• Written exercise: Every line of the records must be repeated exactly; pictures stay out.

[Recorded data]
— start —
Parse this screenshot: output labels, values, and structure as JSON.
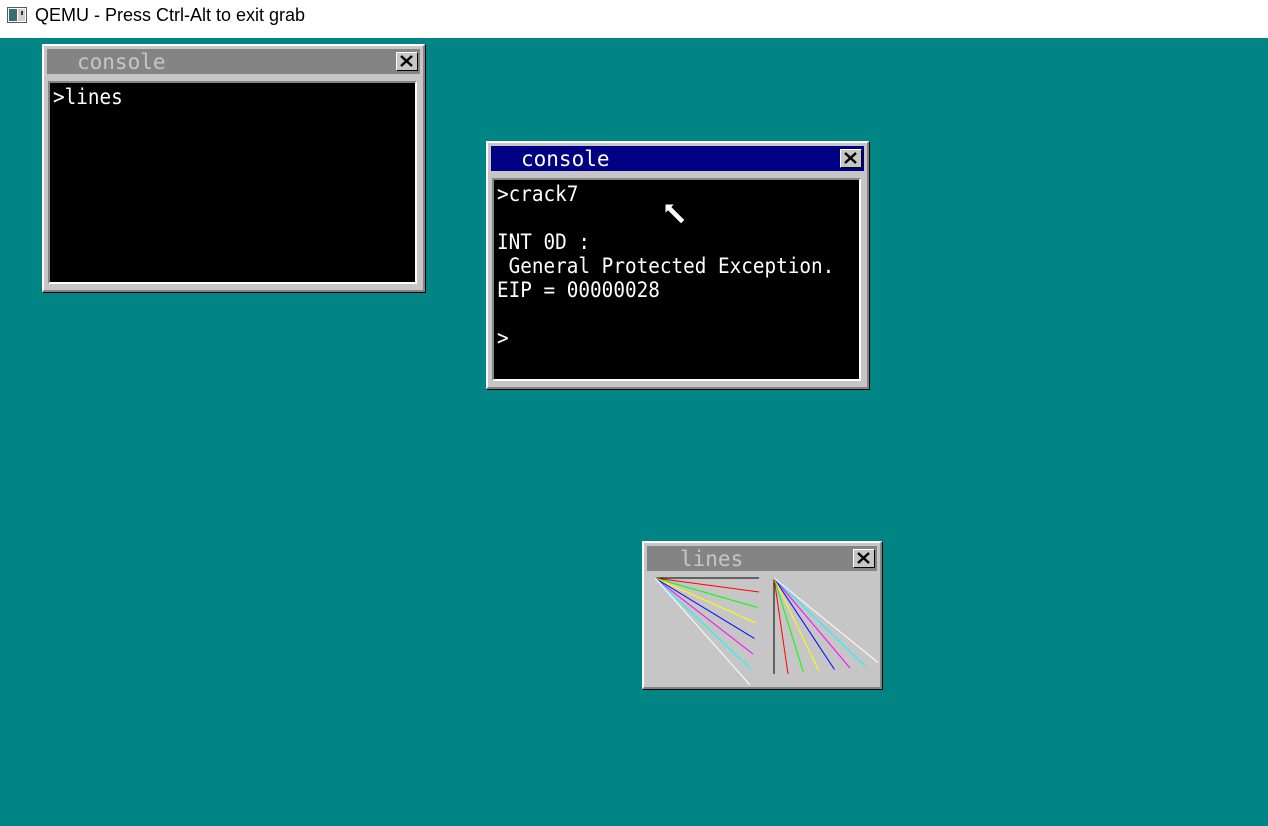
{
  "host_window": {
    "title": "QEMU - Press Ctrl-Alt to exit grab",
    "icon": "qemu-app-icon"
  },
  "desktop": {
    "background_color": "#008484"
  },
  "windows": {
    "console_1": {
      "title": "console",
      "state": "inactive",
      "lines": [
        ">lines"
      ]
    },
    "console_2": {
      "title": "console",
      "state": "active",
      "lines": [
        ">crack7",
        "",
        "INT 0D :",
        " General Protected Exception.",
        "EIP = 00000028",
        "",
        ">"
      ]
    },
    "lines_window": {
      "title": "lines",
      "state": "inactive",
      "line_colors": [
        "#ff0000",
        "#00ff00",
        "#ffff00",
        "#0000ff",
        "#ff00ff",
        "#00ffff",
        "#ffffff"
      ]
    }
  },
  "colors": {
    "title_active": "#000084",
    "title_inactive": "#848484",
    "window_face": "#c6c6c6"
  }
}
— end —
• Written answer:
Parse this screenshot: output labels, values, and structure as JSON.
{
  "host_window": {
    "title": "QEMU - Press Ctrl-Alt to exit grab",
    "icon": "qemu-app-icon"
  },
  "desktop": {
    "background_color": "#008484"
  },
  "windows": {
    "console_1": {
      "title": "console",
      "state": "inactive",
      "lines": [
        ">lines"
      ]
    },
    "console_2": {
      "title": "console",
      "state": "active",
      "lines": [
        ">crack7",
        "",
        "INT 0D :",
        " General Protected Exception.",
        "EIP = 00000028",
        "",
        ">"
      ]
    },
    "lines_window": {
      "title": "lines",
      "state": "inactive",
      "line_colors": [
        "#ff0000",
        "#00ff00",
        "#ffff00",
        "#0000ff",
        "#ff00ff",
        "#00ffff",
        "#ffffff"
      ]
    }
  },
  "colors": {
    "title_active": "#000084",
    "title_inactive": "#848484",
    "window_face": "#c6c6c6"
  }
}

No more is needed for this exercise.